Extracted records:
★ ★ ★ ★ ★
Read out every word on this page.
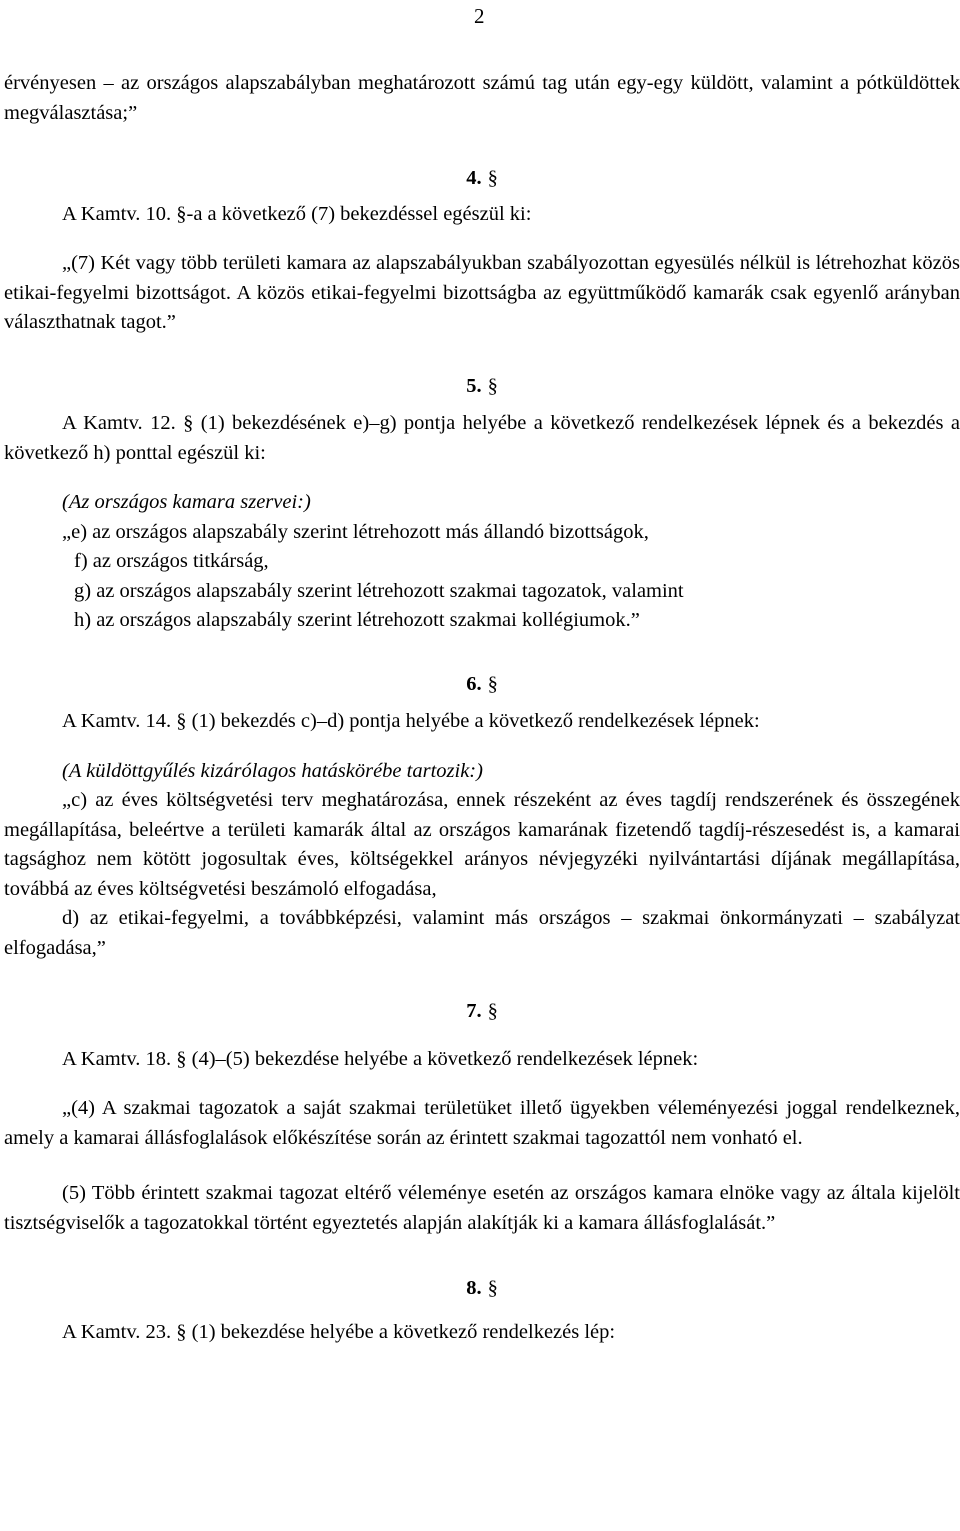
2

érvényesen – az országos alapszabályban meghatározott számú tag után egy-egy küldött, valamint a pótküldöttek megválasztása;”

4. §

A Kamtv. 10. §-a a következő (7) bekezdéssel egészül ki:

„(7) Két vagy több területi kamara az alapszabályukban szabályozottan egyesülés nélkül is létrehozhat közös etikai-fegyelmi bizottságot. A közös etikai-fegyelmi bizottságba az együttműködő kamarák csak egyenlő arányban választhatnak tagot.”

5. §

A Kamtv. 12. § (1) bekezdésének e)–g) pontja helyébe a következő rendelkezések lépnek és a bekezdés a következő h) ponttal egészül ki:

(Az országos kamara szervei:)

„e) az országos alapszabály szerint létrehozott más állandó bizottságok,

f) az országos titkárság,

g) az országos alapszabály szerint létrehozott szakmai tagozatok, valamint

h) az országos alapszabály szerint létrehozott szakmai kollégiumok.”

6. §

A Kamtv. 14. § (1) bekezdés c)–d) pontja helyébe a következő rendelkezések lépnek:

(A küldöttgyűlés kizárólagos hatáskörébe tartozik:)

„c) az éves költségvetési terv meghatározása, ennek részeként az éves tagdíj rendszerének és összegének megállapítása, beleértve a területi kamarák által az országos kamarának fizetendő tagdíj-részesedést is, a kamarai tagsághoz nem kötött jogosultak éves, költségekkel arányos névjegyzéki nyilvántartási díjának megállapítása, továbbá az éves költségvetési beszámoló elfogadása,

d) az etikai-fegyelmi, a továbbképzési, valamint más országos – szakmai önkormányzati – szabályzat elfogadása,”

7. §

A Kamtv. 18. § (4)–(5) bekezdése helyébe a következő rendelkezések lépnek:

„(4) A szakmai tagozatok a saját szakmai területüket illető ügyekben véleményezési joggal rendelkeznek, amely a kamarai állásfoglalások előkészítése során az érintett szakmai tagozattól nem vonható el.

(5) Több érintett szakmai tagozat eltérő véleménye esetén az országos kamara elnöke vagy az általa kijelölt tisztségviselők a tagozatokkal történt egyeztetés alapján alakítják ki a kamara állásfoglalását.”

8. §

A Kamtv. 23. § (1) bekezdése helyébe a következő rendelkezés lép:
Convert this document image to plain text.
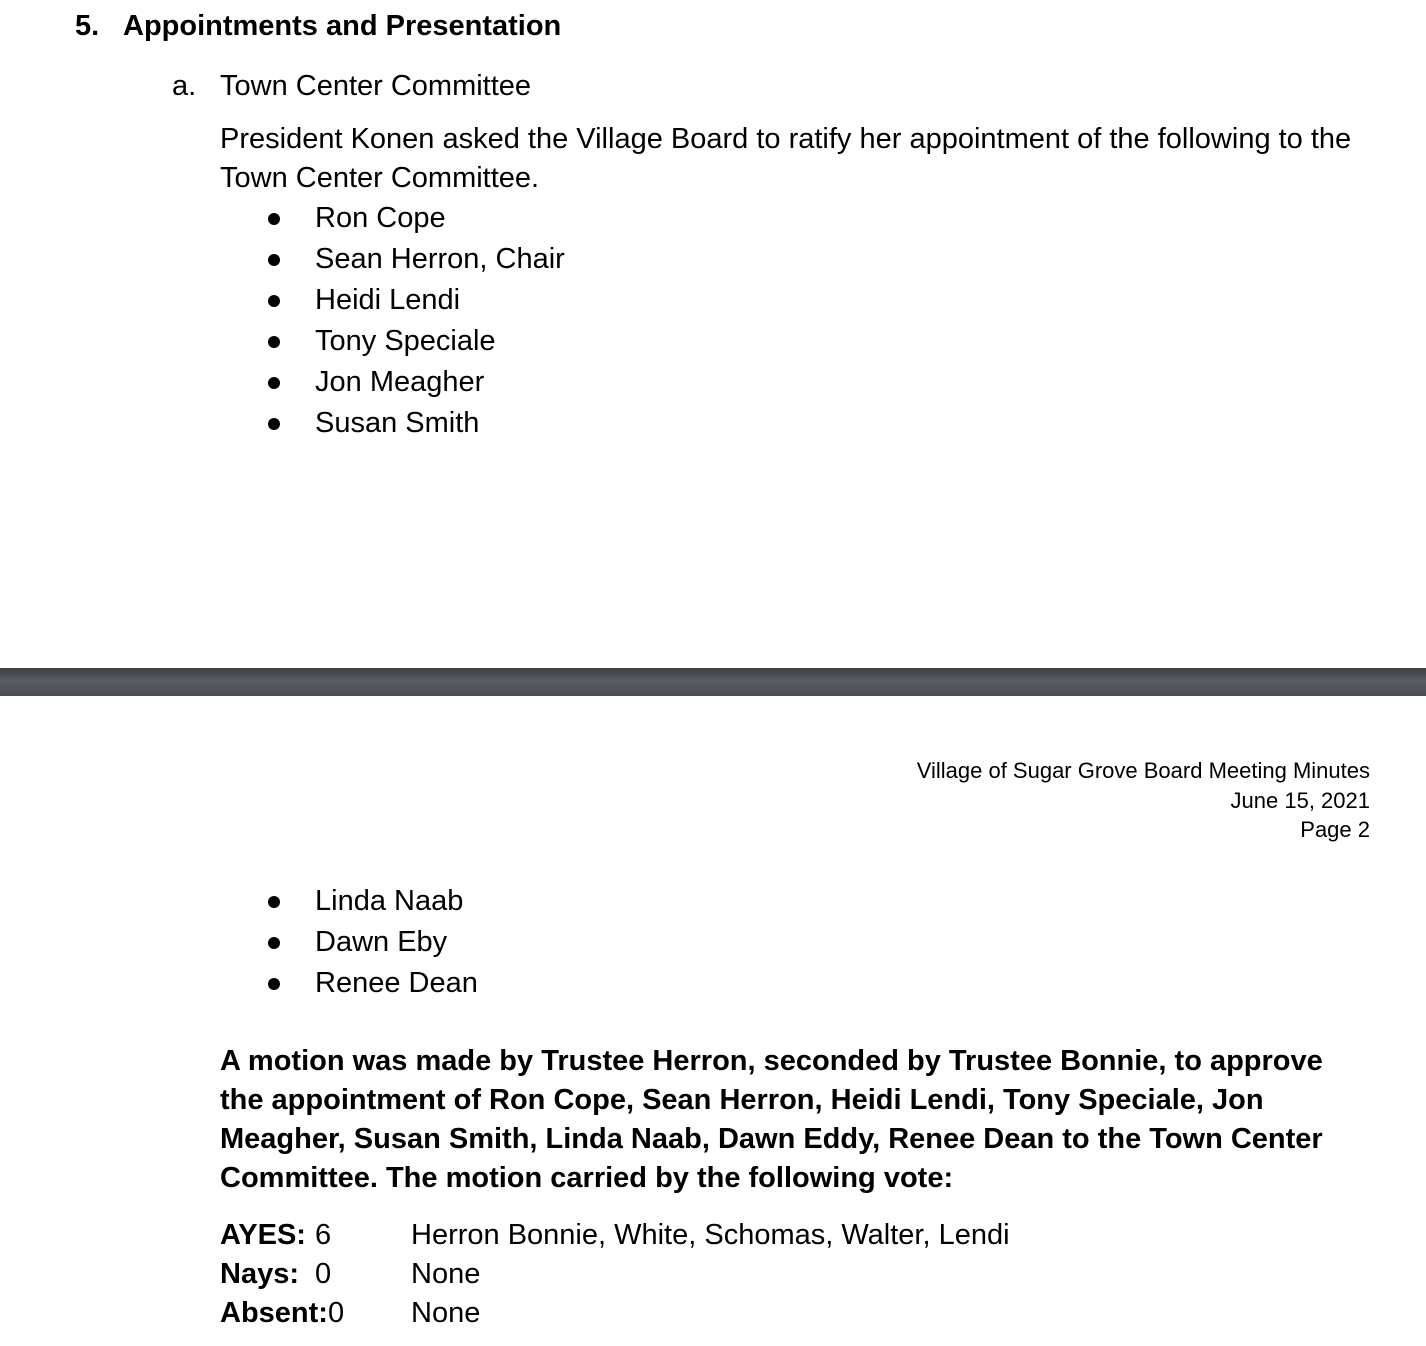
5. Appointments and Presentation
a. Town Center Committee
President Konen asked the Village Board to ratify her appointment of the following to the Town Center Committee.
Ron Cope
Sean Herron, Chair
Heidi Lendi
Tony Speciale
Jon Meagher
Susan Smith
Village of Sugar Grove Board Meeting Minutes
June 15, 2021
Page 2
Linda Naab
Dawn Eby
Renee Dean
A motion was made by Trustee Herron, seconded by Trustee Bonnie, to approve the appointment of Ron Cope, Sean Herron, Heidi Lendi, Tony Speciale, Jon Meagher, Susan Smith, Linda Naab, Dawn Eddy, Renee Dean to the Town Center Committee. The motion carried by the following vote:
AYES: 6	Herron Bonnie, White, Schomas, Walter, Lendi
Nays: 0	None
Absent: 0 None
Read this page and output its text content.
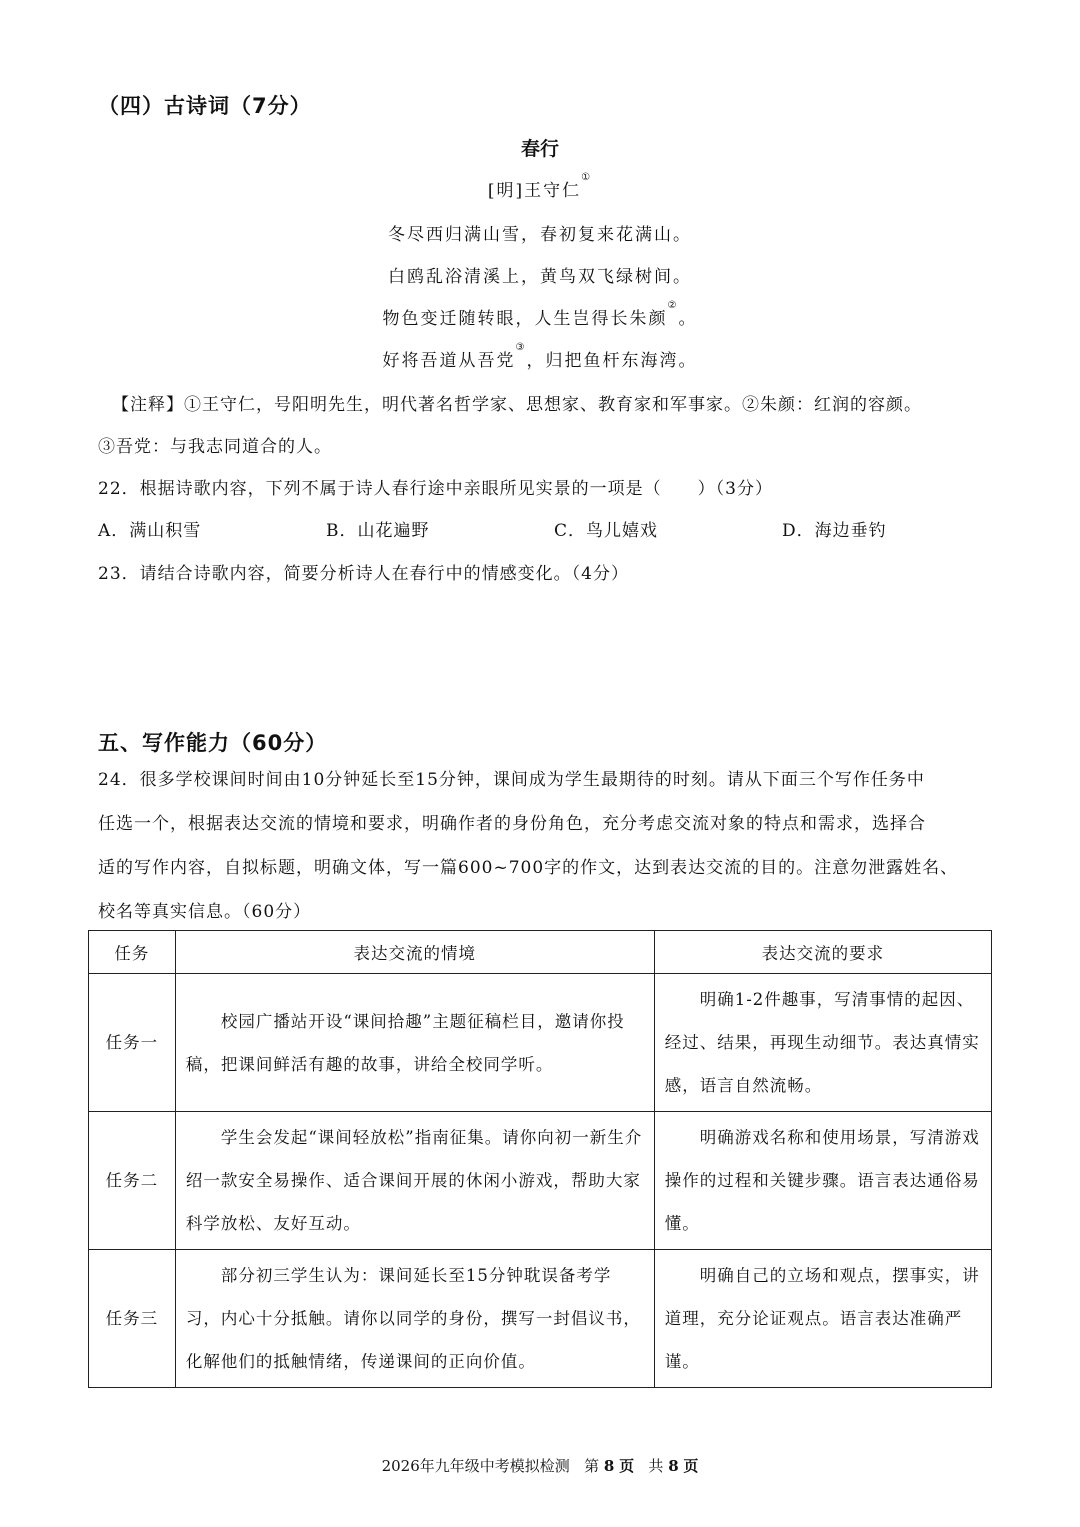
（四）古诗词（7分）
春行
[明]王守仁①
冬尽西归满山雪，春初复来花满山。
白鸥乱浴清溪上，黄鸟双飞绿树间。
物色变迁随转眼，人生岂得长朱颜②。
好将吾道从吾党③，归把鱼杆东海湾。
【注释】①王守仁，号阳明先生，明代著名哲学家、思想家、教育家和军事家。②朱颜：红润的容颜。
③吾党：与我志同道合的人。
22．根据诗歌内容，下列不属于诗人春行途中亲眼所见实景的一项是（　　）（3分）
A．满山积雪	B．山花遍野	C．鸟儿嬉戏	D．海边垂钓
23．请结合诗歌内容，简要分析诗人在春行中的情感变化。（4分）
五、写作能力（60分）
24．很多学校课间时间由10分钟延长至15分钟，课间成为学生最期待的时刻。请从下面三个写作任务中
任选一个，根据表达交流的情境和要求，明确作者的身份角色，充分考虑交流对象的特点和需求，选择合
适的写作内容，自拟标题，明确文体，写一篇600~700字的作文，达到表达交流的目的。注意勿泄露姓名、
校名等真实信息。（60分）
任务	表达交流的情境	表达交流的要求
任务一	　　校园广播站开设“课间拾趣”主题征稿栏目，邀请你投稿，把课间鲜活有趣的故事，讲给全校同学听。	　　明确1-2件趣事，写清事情的起因、经过、结果，再现生动细节。表达真情实感，语言自然流畅。
任务二	　　学生会发起“课间轻放松”指南征集。请你向初一新生介绍一款安全易操作、适合课间开展的休闲小游戏，帮助大家科学放松、友好互动。	　　明确游戏名称和使用场景，写清游戏操作的过程和关键步骤。语言表达通俗易懂。
任务三	　　部分初三学生认为：课间延长至15分钟耽误备考学习，内心十分抵触。请你以同学的身份，撰写一封倡议书，化解他们的抵触情绪，传递课间的正向价值。	　　明确自己的立场和观点，摆事实，讲道理，充分论证观点。语言表达准确严谨。
2026年九年级中考模拟检测 第 8 页 共 8 页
★ ★ ★ ★ ★
WRITTEN PROBLEM: All records above are to be printed exactly, minus the pictures they contain.

EXPECTED OUTPUT:
Read out every word on this page.
2

érvényesen – az országos alapszabályban meghatározott számú tag után egy-egy küldött, valamint a pótküldöttek megválasztása;”

4. §

A Kamtv. 10. §-a a következő (7) bekezdéssel egészül ki:

„(7) Két vagy több területi kamara az alapszabályukban szabályozottan egyesülés nélkül is létrehozhat közös etikai-fegyelmi bizottságot. A közös etikai-fegyelmi bizottságba az együttműködő kamarák csak egyenlő arányban választhatnak tagot.”

5. §

A Kamtv. 12. § (1) bekezdésének e)–g) pontja helyébe a következő rendelkezések lépnek és a bekezdés a következő h) ponttal egészül ki:

(Az országos kamara szervei:)

„e) az országos alapszabály szerint létrehozott más állandó bizottságok,

f) az országos titkárság,

g) az országos alapszabály szerint létrehozott szakmai tagozatok, valamint

h) az országos alapszabály szerint létrehozott szakmai kollégiumok.”

6. §

A Kamtv. 14. § (1) bekezdés c)–d) pontja helyébe a következő rendelkezések lépnek:

(A küldöttgyűlés kizárólagos hatáskörébe tartozik:)

„c) az éves költségvetési terv meghatározása, ennek részeként az éves tagdíj rendszerének és összegének megállapítása, beleértve a területi kamarák által az országos kamarának fizetendő tagdíj-részesedést is, a kamarai tagsághoz nem kötött jogosultak éves, költségekkel arányos névjegyzéki nyilvántartási díjának megállapítása, továbbá az éves költségvetési beszámoló elfogadása,

d) az etikai-fegyelmi, a továbbképzési, valamint más országos – szakmai önkormányzati – szabályzat elfogadása,”

7. §

A Kamtv. 18. § (4)–(5) bekezdése helyébe a következő rendelkezések lépnek:

„(4) A szakmai tagozatok a saját szakmai területüket illető ügyekben véleményezési joggal rendelkeznek, amely a kamarai állásfoglalások előkészítése során az érintett szakmai tagozattól nem vonható el.

(5) Több érintett szakmai tagozat eltérő véleménye esetén az országos kamara elnöke vagy az általa kijelölt tisztségviselők a tagozatokkal történt egyeztetés alapján alakítják ki a kamara állásfoglalását.”

8. §

A Kamtv. 23. § (1) bekezdése helyébe a következő rendelkezés lép:
Convert this document image to plain text.
5. Appointments and Presentation
a. Town Center Committee
President Konen asked the Village Board to ratify her appointment of the following to the Town Center Committee.
Ron Cope
Sean Herron, Chair
Heidi Lendi
Tony Speciale
Jon Meagher
Susan Smith
Village of Sugar Grove Board Meeting Minutes
June 15, 2021
Page 2
Linda Naab
Dawn Eby
Renee Dean
A motion was made by Trustee Herron, seconded by Trustee Bonnie, to approve the appointment of Ron Cope, Sean Herron, Heidi Lendi, Tony Speciale, Jon Meagher, Susan Smith, Linda Naab, Dawn Eddy, Renee Dean to the Town Center Committee. The motion carried by the following vote:
AYES: 6	Herron Bonnie, White, Schomas, Walter, Lendi
Nays: 0	None
Absent: 0 None
Read this page and output its text content.
（四）古诗词（7分）
春行
[明]王守仁①
冬尽西归满山雪，春初复来花满山。
白鸥乱浴清溪上，黄鸟双飞绿树间。
物色变迁随转眼，人生岂得长朱颜②。
好将吾道从吾党③，归把鱼杆东海湾。
【注释】①王守仁，号阳明先生，明代著名哲学家、思想家、教育家和军事家。②朱颜：红润的容颜。
③吾党：与我志同道合的人。
22．根据诗歌内容，下列不属于诗人春行途中亲眼所见实景的一项是（　　）（3分）
A．满山积雪	B．山花遍野	C．鸟儿嬉戏	D．海边垂钓
23．请结合诗歌内容，简要分析诗人在春行中的情感变化。（4分）
五、写作能力（60分）
24．很多学校课间时间由10分钟延长至15分钟，课间成为学生最期待的时刻。请从下面三个写作任务中
任选一个，根据表达交流的情境和要求，明确作者的身份角色，充分考虑交流对象的特点和需求，选择合
适的写作内容，自拟标题，明确文体，写一篇600~700字的作文，达到表达交流的目的。注意勿泄露姓名、
校名等真实信息。（60分）
任务	表达交流的情境	表达交流的要求
任务一	　　校园广播站开设“课间拾趣”主题征稿栏目，邀请你投稿，把课间鲜活有趣的故事，讲给全校同学听。	　　明确1-2件趣事，写清事情的起因、经过、结果，再现生动细节。表达真情实感，语言自然流畅。
任务二	　　学生会发起“课间轻放松”指南征集。请你向初一新生介绍一款安全易操作、适合课间开展的休闲小游戏，帮助大家科学放松、友好互动。	　　明确游戏名称和使用场景，写清游戏操作的过程和关键步骤。语言表达通俗易懂。
任务三	　　部分初三学生认为：课间延长至15分钟耽误备考学习，内心十分抵触。请你以同学的身份，撰写一封倡议书，化解他们的抵触情绪，传递课间的正向价值。	　　明确自己的立场和观点，摆事实，讲道理，充分论证观点。语言表达准确严谨。
2026年九年级中考模拟检测 第 8 页 共 8 页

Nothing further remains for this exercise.